## Records for processing:
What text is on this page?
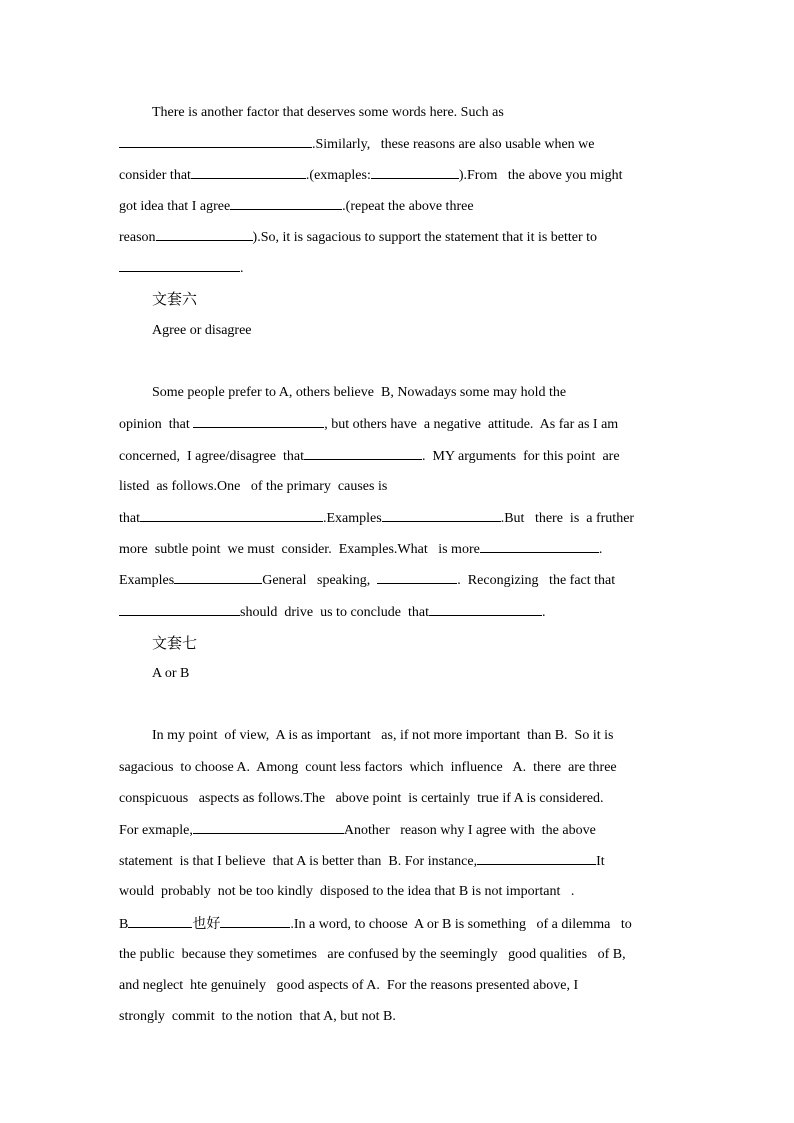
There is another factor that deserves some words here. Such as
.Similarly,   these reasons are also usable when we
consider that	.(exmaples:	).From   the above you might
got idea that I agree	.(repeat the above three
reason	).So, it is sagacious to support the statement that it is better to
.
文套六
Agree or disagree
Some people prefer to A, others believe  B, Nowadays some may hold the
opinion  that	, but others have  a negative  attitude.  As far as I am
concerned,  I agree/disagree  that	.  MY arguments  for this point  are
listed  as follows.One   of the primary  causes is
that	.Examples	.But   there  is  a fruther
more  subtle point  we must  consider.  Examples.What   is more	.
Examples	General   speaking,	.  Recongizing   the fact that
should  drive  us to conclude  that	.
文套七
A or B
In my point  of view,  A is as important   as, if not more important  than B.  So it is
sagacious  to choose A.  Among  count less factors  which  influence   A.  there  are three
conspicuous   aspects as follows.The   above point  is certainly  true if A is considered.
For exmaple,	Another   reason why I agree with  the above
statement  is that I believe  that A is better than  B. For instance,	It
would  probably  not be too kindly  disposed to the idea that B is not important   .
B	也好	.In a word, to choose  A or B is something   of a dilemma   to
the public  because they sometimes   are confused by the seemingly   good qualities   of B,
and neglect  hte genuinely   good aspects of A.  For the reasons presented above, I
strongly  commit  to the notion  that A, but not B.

## Aim:
Write out all the entries exactly, except for the pictures.

## Reply:
What text is on this page?
There is another factor that deserves some words here. Such as
.Similarly,   these reasons are also usable when we
consider that	.(exmaples:	).From   the above you might
got idea that I agree	.(repeat the above three
reason	).So, it is sagacious to support the statement that it is better to
.
文套六
Agree or disagree
Some people prefer to A, others believe  B, Nowadays some may hold the
opinion  that	, but others have  a negative  attitude.  As far as I am
concerned,  I agree/disagree  that	.  MY arguments  for this point  are
listed  as follows.One   of the primary  causes is
that	.Examples	.But   there  is  a fruther
more  subtle point  we must  consider.  Examples.What   is more	.
Examples	General   speaking,	.  Recongizing   the fact that
should  drive  us to conclude  that	.
文套七
A or B
In my point  of view,  A is as important   as, if not more important  than B.  So it is
sagacious  to choose A.  Among  count less factors  which  influence   A.  there  are three
conspicuous   aspects as follows.The   above point  is certainly  true if A is considered.
For exmaple,	Another   reason why I agree with  the above
statement  is that I believe  that A is better than  B. For instance,	It
would  probably  not be too kindly  disposed to the idea that B is not important   .
B	也好	.In a word, to choose  A or B is something   of a dilemma   to
the public  because they sometimes   are confused by the seemingly   good qualities   of B,
and neglect  hte genuinely   good aspects of A.  For the reasons presented above, I
strongly  commit  to the notion  that A, but not B.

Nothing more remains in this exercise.